Check every line of the entries for "name", and copy the lines that hold it.

⁂

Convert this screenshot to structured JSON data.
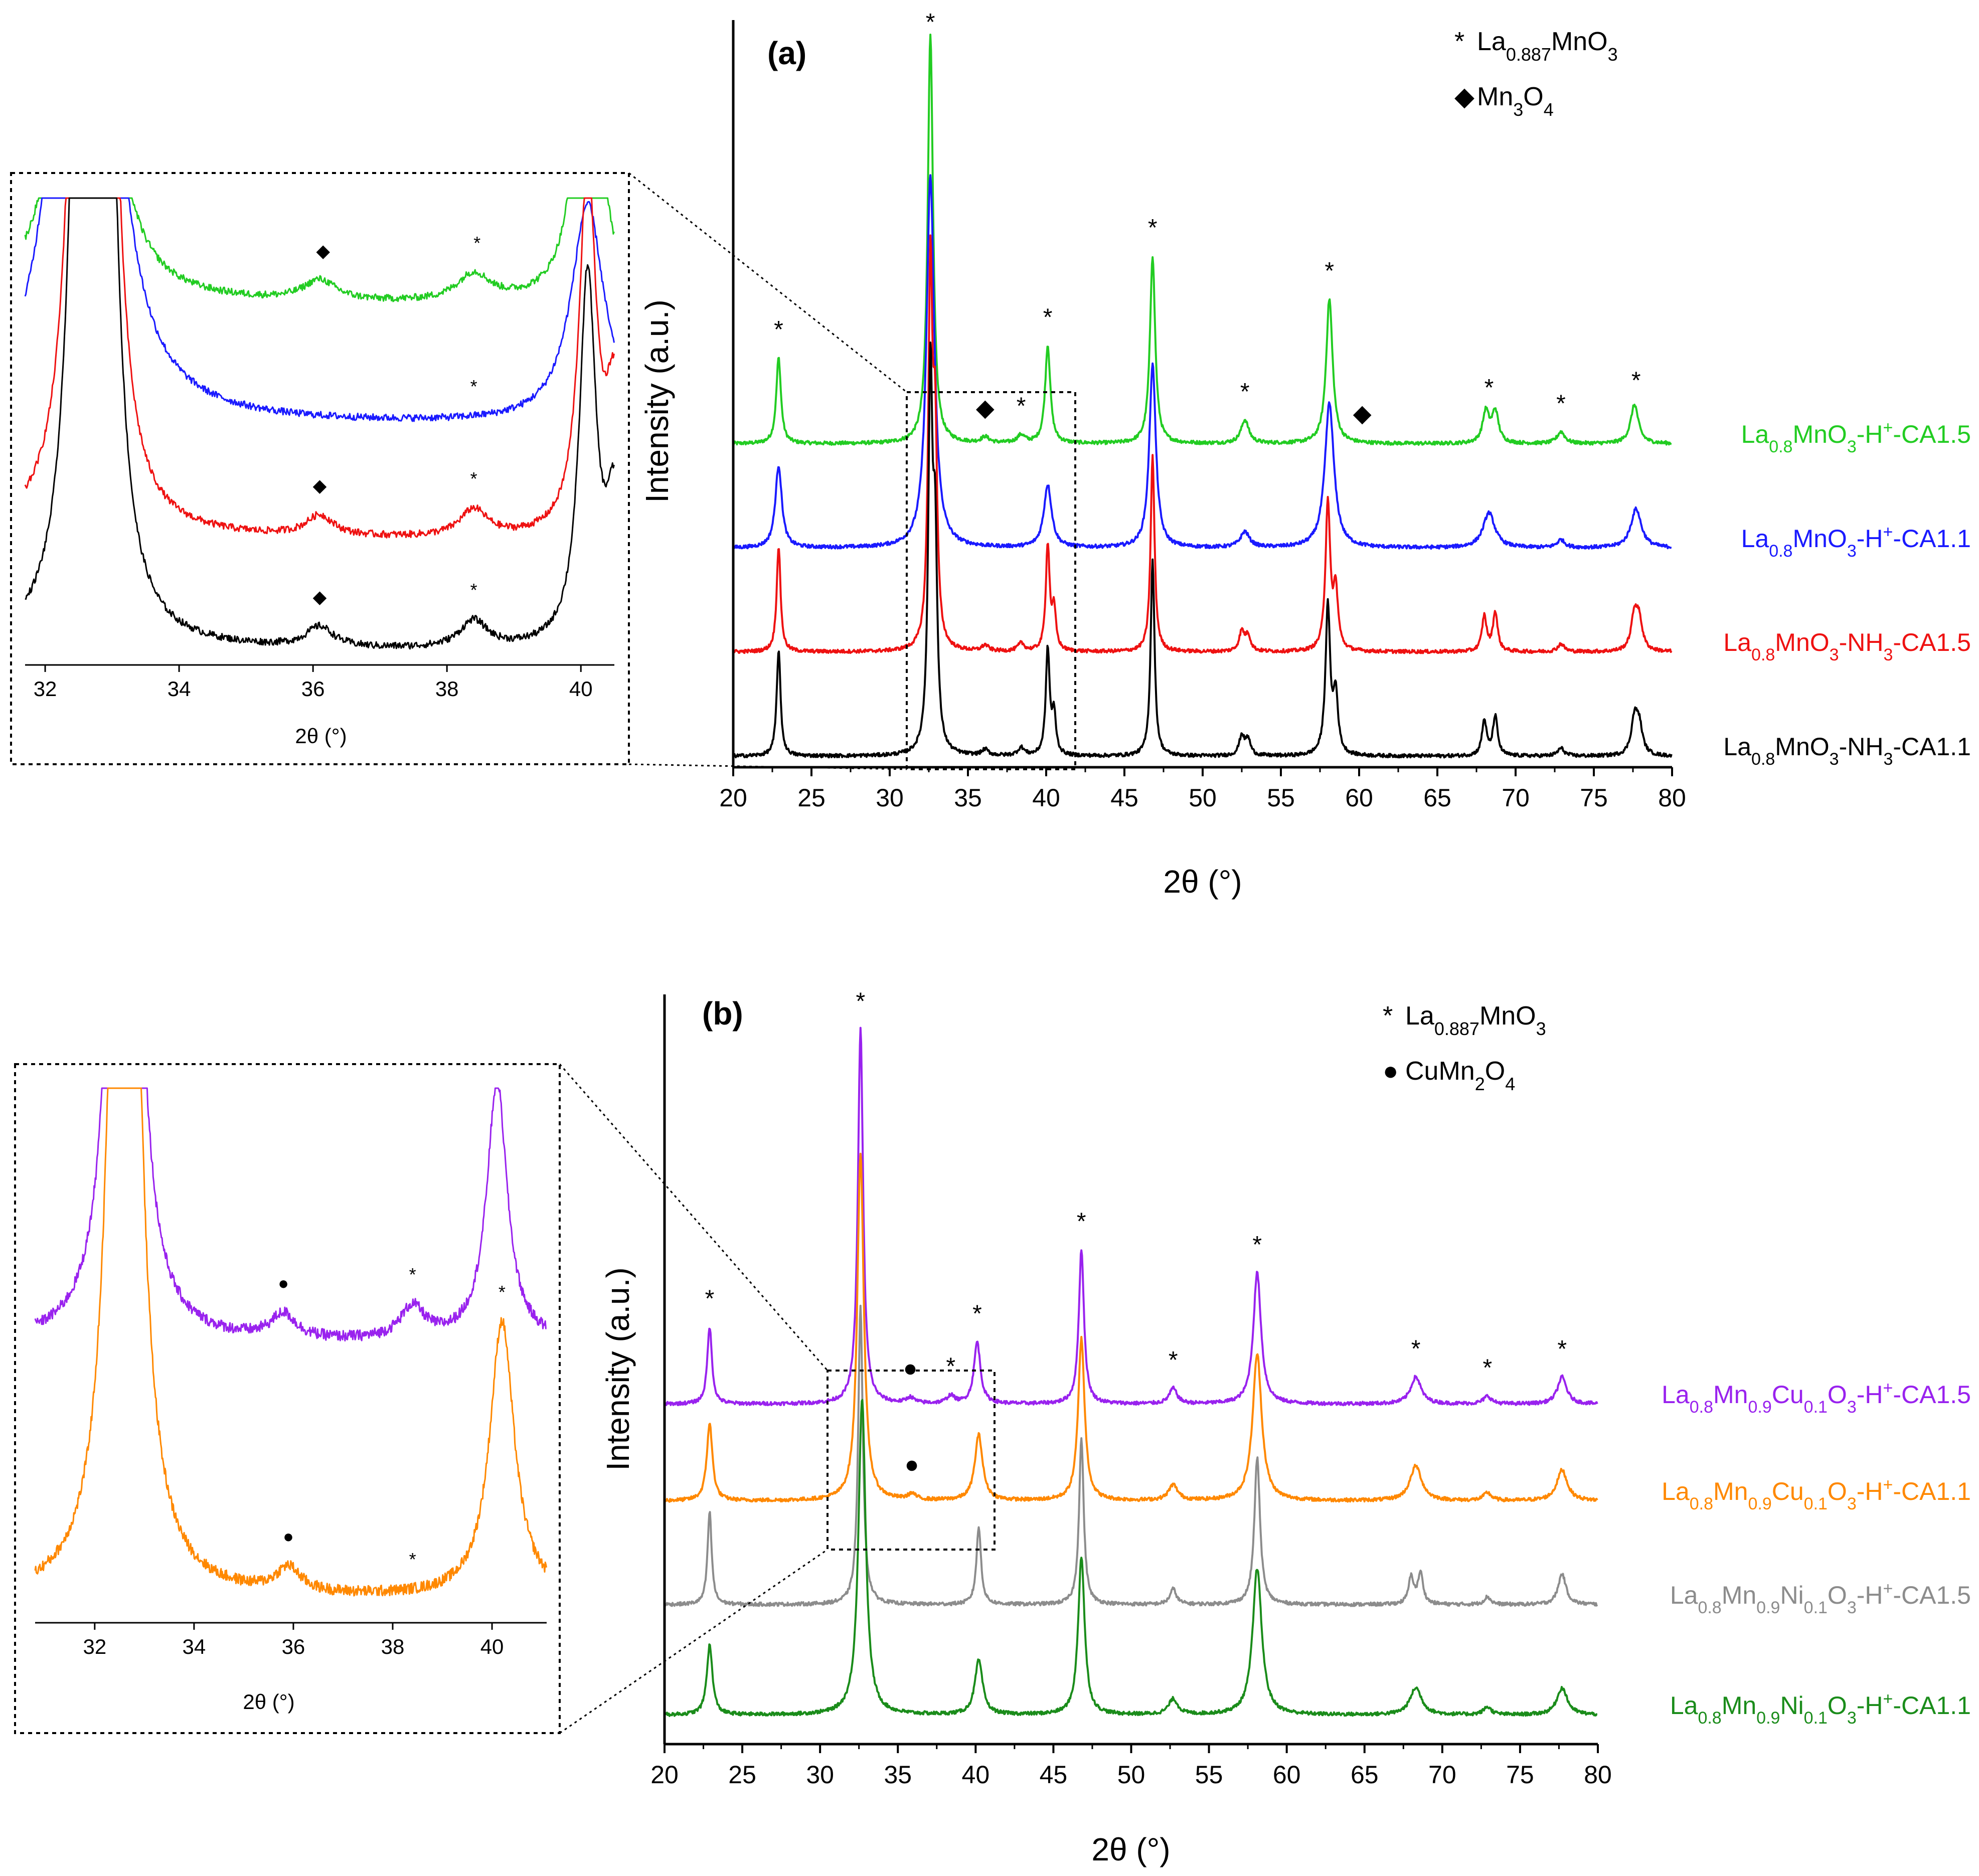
{
  "chart_data": [
    {
      "panel": "a",
      "type": "line",
      "panel_label": "(a)",
      "xlabel": "2θ (°)",
      "ylabel": "Intensity (a.u.)",
      "xlim": [
        20,
        80
      ],
      "xticks": [
        "20",
        "25",
        "30",
        "35",
        "40",
        "45",
        "50",
        "55",
        "60",
        "65",
        "70",
        "75",
        "80"
      ],
      "legend": [
        {
          "marker": "*",
          "label": "La0.887MnO3",
          "base": "La",
          "sub": "0.887",
          "rest": "MnO",
          "sub2": "3"
        },
        {
          "marker": "◆",
          "label": "Mn3O4",
          "base": "Mn",
          "sub": "3",
          "rest": "O",
          "sub2": "4"
        }
      ],
      "series": [
        {
          "name": "La0.8MnO3-H+-CA1.5",
          "color": "#22cc22",
          "label_parts": [
            "La",
            "0.8",
            "MnO",
            "3",
            "-H",
            "+",
            "-CA1.5"
          ],
          "peaks": [
            {
              "x": 22.9,
              "h": 0.22,
              "w": 0.18
            },
            {
              "x": 32.6,
              "h": 1.05,
              "w": 0.2
            },
            {
              "x": 40.1,
              "h": 0.25,
              "w": 0.2
            },
            {
              "x": 46.8,
              "h": 0.48,
              "w": 0.2
            },
            {
              "x": 52.7,
              "h": 0.06,
              "w": 0.3
            },
            {
              "x": 58.1,
              "h": 0.37,
              "w": 0.25
            },
            {
              "x": 68.1,
              "h": 0.08,
              "w": 0.25
            },
            {
              "x": 68.7,
              "h": 0.08,
              "w": 0.25
            },
            {
              "x": 72.9,
              "h": 0.03,
              "w": 0.3
            },
            {
              "x": 77.6,
              "h": 0.1,
              "w": 0.3
            },
            {
              "x": 36.1,
              "h": 0.015,
              "w": 0.3
            },
            {
              "x": 38.4,
              "h": 0.02,
              "w": 0.3
            }
          ]
        },
        {
          "name": "La0.8MnO3-H+-CA1.1",
          "color": "#1a1aff",
          "label_parts": [
            "La",
            "0.8",
            "MnO",
            "3",
            "-H",
            "+",
            "-CA1.1"
          ],
          "peaks": [
            {
              "x": 22.9,
              "h": 0.21,
              "w": 0.25
            },
            {
              "x": 32.6,
              "h": 0.95,
              "w": 0.3
            },
            {
              "x": 40.1,
              "h": 0.16,
              "w": 0.3
            },
            {
              "x": 46.8,
              "h": 0.47,
              "w": 0.25
            },
            {
              "x": 52.7,
              "h": 0.04,
              "w": 0.35
            },
            {
              "x": 58.1,
              "h": 0.37,
              "w": 0.35
            },
            {
              "x": 68.3,
              "h": 0.09,
              "w": 0.45
            },
            {
              "x": 72.9,
              "h": 0.02,
              "w": 0.3
            },
            {
              "x": 77.7,
              "h": 0.1,
              "w": 0.4
            }
          ]
        },
        {
          "name": "La0.8MnO3-NH3-CA1.5",
          "color": "#ee1111",
          "label_parts": [
            "La",
            "0.8",
            "MnO",
            "3",
            "-NH",
            "3",
            "-CA1.5"
          ],
          "peaks": [
            {
              "x": 22.9,
              "h": 0.27,
              "w": 0.15
            },
            {
              "x": 32.6,
              "h": 0.95,
              "w": 0.16
            },
            {
              "x": 32.9,
              "h": 0.5,
              "w": 0.16
            },
            {
              "x": 40.1,
              "h": 0.27,
              "w": 0.15
            },
            {
              "x": 40.5,
              "h": 0.1,
              "w": 0.15
            },
            {
              "x": 46.8,
              "h": 0.5,
              "w": 0.15
            },
            {
              "x": 52.5,
              "h": 0.05,
              "w": 0.2
            },
            {
              "x": 52.9,
              "h": 0.04,
              "w": 0.2
            },
            {
              "x": 58.0,
              "h": 0.38,
              "w": 0.18
            },
            {
              "x": 58.5,
              "h": 0.15,
              "w": 0.18
            },
            {
              "x": 68.0,
              "h": 0.09,
              "w": 0.18
            },
            {
              "x": 68.7,
              "h": 0.1,
              "w": 0.18
            },
            {
              "x": 72.9,
              "h": 0.02,
              "w": 0.25
            },
            {
              "x": 77.6,
              "h": 0.09,
              "w": 0.25
            },
            {
              "x": 77.9,
              "h": 0.07,
              "w": 0.25
            },
            {
              "x": 36.1,
              "h": 0.015,
              "w": 0.25
            },
            {
              "x": 38.4,
              "h": 0.02,
              "w": 0.25
            }
          ]
        },
        {
          "name": "La0.8MnO3-NH3-CA1.1",
          "color": "#000000",
          "label_parts": [
            "La",
            "0.8",
            "MnO",
            "3",
            "-NH",
            "3",
            "-CA1.1"
          ],
          "peaks": [
            {
              "x": 22.9,
              "h": 0.27,
              "w": 0.15
            },
            {
              "x": 32.6,
              "h": 0.95,
              "w": 0.16
            },
            {
              "x": 32.9,
              "h": 0.5,
              "w": 0.16
            },
            {
              "x": 40.1,
              "h": 0.27,
              "w": 0.15
            },
            {
              "x": 40.5,
              "h": 0.1,
              "w": 0.15
            },
            {
              "x": 46.8,
              "h": 0.5,
              "w": 0.15
            },
            {
              "x": 52.5,
              "h": 0.05,
              "w": 0.2
            },
            {
              "x": 52.9,
              "h": 0.04,
              "w": 0.2
            },
            {
              "x": 58.0,
              "h": 0.38,
              "w": 0.18
            },
            {
              "x": 58.5,
              "h": 0.15,
              "w": 0.18
            },
            {
              "x": 68.0,
              "h": 0.09,
              "w": 0.18
            },
            {
              "x": 68.7,
              "h": 0.1,
              "w": 0.18
            },
            {
              "x": 72.9,
              "h": 0.02,
              "w": 0.25
            },
            {
              "x": 77.6,
              "h": 0.09,
              "w": 0.25
            },
            {
              "x": 77.9,
              "h": 0.07,
              "w": 0.25
            },
            {
              "x": 36.1,
              "h": 0.015,
              "w": 0.25
            },
            {
              "x": 38.4,
              "h": 0.02,
              "w": 0.25
            }
          ]
        }
      ],
      "markers": [
        {
          "sym": "*",
          "x": 22.9
        },
        {
          "sym": "*",
          "x": 32.6
        },
        {
          "sym": "*",
          "x": 40.1
        },
        {
          "sym": "*",
          "x": 46.8
        },
        {
          "sym": "*",
          "x": 52.7
        },
        {
          "sym": "*",
          "x": 58.1
        },
        {
          "sym": "*",
          "x": 68.3
        },
        {
          "sym": "*",
          "x": 72.9
        },
        {
          "sym": "*",
          "x": 77.7
        },
        {
          "sym": "◆",
          "x": 36.1
        },
        {
          "sym": "*",
          "x": 38.4
        },
        {
          "sym": "◆",
          "x": 60.2
        }
      ],
      "inset": {
        "xlabel": "2θ (°)",
        "xlim": [
          31.7,
          40.5
        ],
        "xticks": [
          "32",
          "34",
          "36",
          "38",
          "40"
        ],
        "markers": [
          {
            "series": 0,
            "sym": "◆",
            "x": 36.15
          },
          {
            "series": 0,
            "sym": "*",
            "x": 38.45
          },
          {
            "series": 1,
            "sym": "*",
            "x": 38.4
          },
          {
            "series": 2,
            "sym": "◆",
            "x": 36.1
          },
          {
            "series": 2,
            "sym": "*",
            "x": 38.4
          },
          {
            "series": 3,
            "sym": "◆",
            "x": 36.1
          },
          {
            "series": 3,
            "sym": "*",
            "x": 38.4
          }
        ]
      }
    },
    {
      "panel": "b",
      "type": "line",
      "panel_label": "(b)",
      "xlabel": "2θ (°)",
      "ylabel": "Intensity (a.u.)",
      "xlim": [
        20,
        80
      ],
      "xticks": [
        "20",
        "25",
        "30",
        "35",
        "40",
        "45",
        "50",
        "55",
        "60",
        "65",
        "70",
        "75",
        "80"
      ],
      "legend": [
        {
          "marker": "*",
          "label": "La0.887MnO3",
          "base": "La",
          "sub": "0.887",
          "rest": "MnO",
          "sub2": "3"
        },
        {
          "marker": "●",
          "label": "CuMn2O4",
          "base": "CuMn",
          "sub": "2",
          "rest": "O",
          "sub2": "4"
        }
      ],
      "series": [
        {
          "name": "La0.8Mn0.9Cu0.1O3-H+-CA1.5",
          "color": "#9922ee",
          "label_parts": [
            "La",
            "0.8",
            "Mn",
            "0.9",
            "Cu",
            "0.1",
            "O",
            "3",
            "-H",
            "+",
            "-CA1.5"
          ],
          "peaks": [
            {
              "x": 22.9,
              "h": 0.2,
              "w": 0.18
            },
            {
              "x": 32.6,
              "h": 0.97,
              "w": 0.2
            },
            {
              "x": 40.1,
              "h": 0.16,
              "w": 0.25
            },
            {
              "x": 46.8,
              "h": 0.4,
              "w": 0.2
            },
            {
              "x": 52.7,
              "h": 0.04,
              "w": 0.3
            },
            {
              "x": 58.1,
              "h": 0.34,
              "w": 0.3
            },
            {
              "x": 68.3,
              "h": 0.07,
              "w": 0.4
            },
            {
              "x": 72.9,
              "h": 0.02,
              "w": 0.3
            },
            {
              "x": 77.7,
              "h": 0.07,
              "w": 0.35
            },
            {
              "x": 35.8,
              "h": 0.015,
              "w": 0.3
            },
            {
              "x": 38.4,
              "h": 0.02,
              "w": 0.3
            }
          ]
        },
        {
          "name": "La0.8Mn0.9Cu0.1O3-H+-CA1.1",
          "color": "#ff8800",
          "label_parts": [
            "La",
            "0.8",
            "Mn",
            "0.9",
            "Cu",
            "0.1",
            "O",
            "3",
            "-H",
            "+",
            "-CA1.1"
          ],
          "peaks": [
            {
              "x": 22.9,
              "h": 0.2,
              "w": 0.22
            },
            {
              "x": 32.6,
              "h": 0.9,
              "w": 0.25
            },
            {
              "x": 40.2,
              "h": 0.17,
              "w": 0.3
            },
            {
              "x": 46.8,
              "h": 0.42,
              "w": 0.25
            },
            {
              "x": 52.7,
              "h": 0.04,
              "w": 0.35
            },
            {
              "x": 58.1,
              "h": 0.38,
              "w": 0.35
            },
            {
              "x": 68.3,
              "h": 0.09,
              "w": 0.45
            },
            {
              "x": 72.9,
              "h": 0.02,
              "w": 0.3
            },
            {
              "x": 77.7,
              "h": 0.08,
              "w": 0.4
            },
            {
              "x": 35.9,
              "h": 0.015,
              "w": 0.3
            }
          ]
        },
        {
          "name": "La0.8Mn0.9Ni0.1O3-H+-CA1.5",
          "color": "#8c8c8c",
          "label_parts": [
            "La",
            "0.8",
            "Mn",
            "0.9",
            "Ni",
            "0.1",
            "O",
            "3",
            "-H",
            "+",
            "-CA1.5"
          ],
          "peaks": [
            {
              "x": 22.9,
              "h": 0.24,
              "w": 0.16
            },
            {
              "x": 32.6,
              "h": 0.77,
              "w": 0.18
            },
            {
              "x": 40.2,
              "h": 0.2,
              "w": 0.18
            },
            {
              "x": 46.8,
              "h": 0.43,
              "w": 0.18
            },
            {
              "x": 52.7,
              "h": 0.04,
              "w": 0.25
            },
            {
              "x": 58.1,
              "h": 0.38,
              "w": 0.22
            },
            {
              "x": 68.0,
              "h": 0.07,
              "w": 0.2
            },
            {
              "x": 68.6,
              "h": 0.08,
              "w": 0.2
            },
            {
              "x": 72.9,
              "h": 0.02,
              "w": 0.25
            },
            {
              "x": 77.7,
              "h": 0.08,
              "w": 0.3
            }
          ]
        },
        {
          "name": "La0.8Mn0.9Ni0.1O3-H+-CA1.1",
          "color": "#1a8c1a",
          "label_parts": [
            "La",
            "0.8",
            "Mn",
            "0.9",
            "Ni",
            "0.1",
            "O",
            "3",
            "-H",
            "+",
            "-CA1.1"
          ],
          "peaks": [
            {
              "x": 22.9,
              "h": 0.18,
              "w": 0.22
            },
            {
              "x": 32.7,
              "h": 0.82,
              "w": 0.28
            },
            {
              "x": 40.2,
              "h": 0.14,
              "w": 0.3
            },
            {
              "x": 46.8,
              "h": 0.41,
              "w": 0.25
            },
            {
              "x": 52.7,
              "h": 0.04,
              "w": 0.35
            },
            {
              "x": 58.1,
              "h": 0.38,
              "w": 0.35
            },
            {
              "x": 68.3,
              "h": 0.07,
              "w": 0.45
            },
            {
              "x": 72.9,
              "h": 0.02,
              "w": 0.3
            },
            {
              "x": 77.7,
              "h": 0.07,
              "w": 0.4
            }
          ]
        }
      ],
      "markers": [
        {
          "sym": "*",
          "x": 22.9
        },
        {
          "sym": "*",
          "x": 32.6
        },
        {
          "sym": "*",
          "x": 40.1
        },
        {
          "sym": "*",
          "x": 46.8
        },
        {
          "sym": "*",
          "x": 52.7
        },
        {
          "sym": "*",
          "x": 58.1
        },
        {
          "sym": "*",
          "x": 68.3
        },
        {
          "sym": "*",
          "x": 72.9
        },
        {
          "sym": "*",
          "x": 77.7
        },
        {
          "sym": "●",
          "x": 35.8
        },
        {
          "sym": "*",
          "x": 38.4
        },
        {
          "sym": "●",
          "x": 35.9
        }
      ],
      "inset": {
        "xlabel": "2θ (°)",
        "xlim": [
          30.8,
          41.1
        ],
        "xticks": [
          "32",
          "34",
          "36",
          "38",
          "40"
        ],
        "markers": [
          {
            "series": 0,
            "sym": "●",
            "x": 35.8
          },
          {
            "series": 0,
            "sym": "*",
            "x": 38.4
          },
          {
            "series": 1,
            "sym": "●",
            "x": 35.9
          },
          {
            "series": 1,
            "sym": "*",
            "x": 38.4
          },
          {
            "series": 1,
            "sym": "*",
            "x": 40.2
          }
        ]
      }
    }
  ]
}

⁂

▶ **Response to the task**
          "name": "La0.8MnO3-H+-CA1.5",
          "name": "La0.8MnO3-H+-CA1.1",
          "name": "La0.8MnO3-NH3-CA1.5",
          "name": "La0.8MnO3-NH3-CA1.1",
          "name": "La0.8Mn0.9Cu0.1O3-H+-CA1.5",
          "name": "La0.8Mn0.9Cu0.1O3-H+-CA1.1",
          "name": "La0.8Mn0.9Ni0.1O3-H+-CA1.5",
          "name": "La0.8Mn0.9Ni0.1O3-H+-CA1.1",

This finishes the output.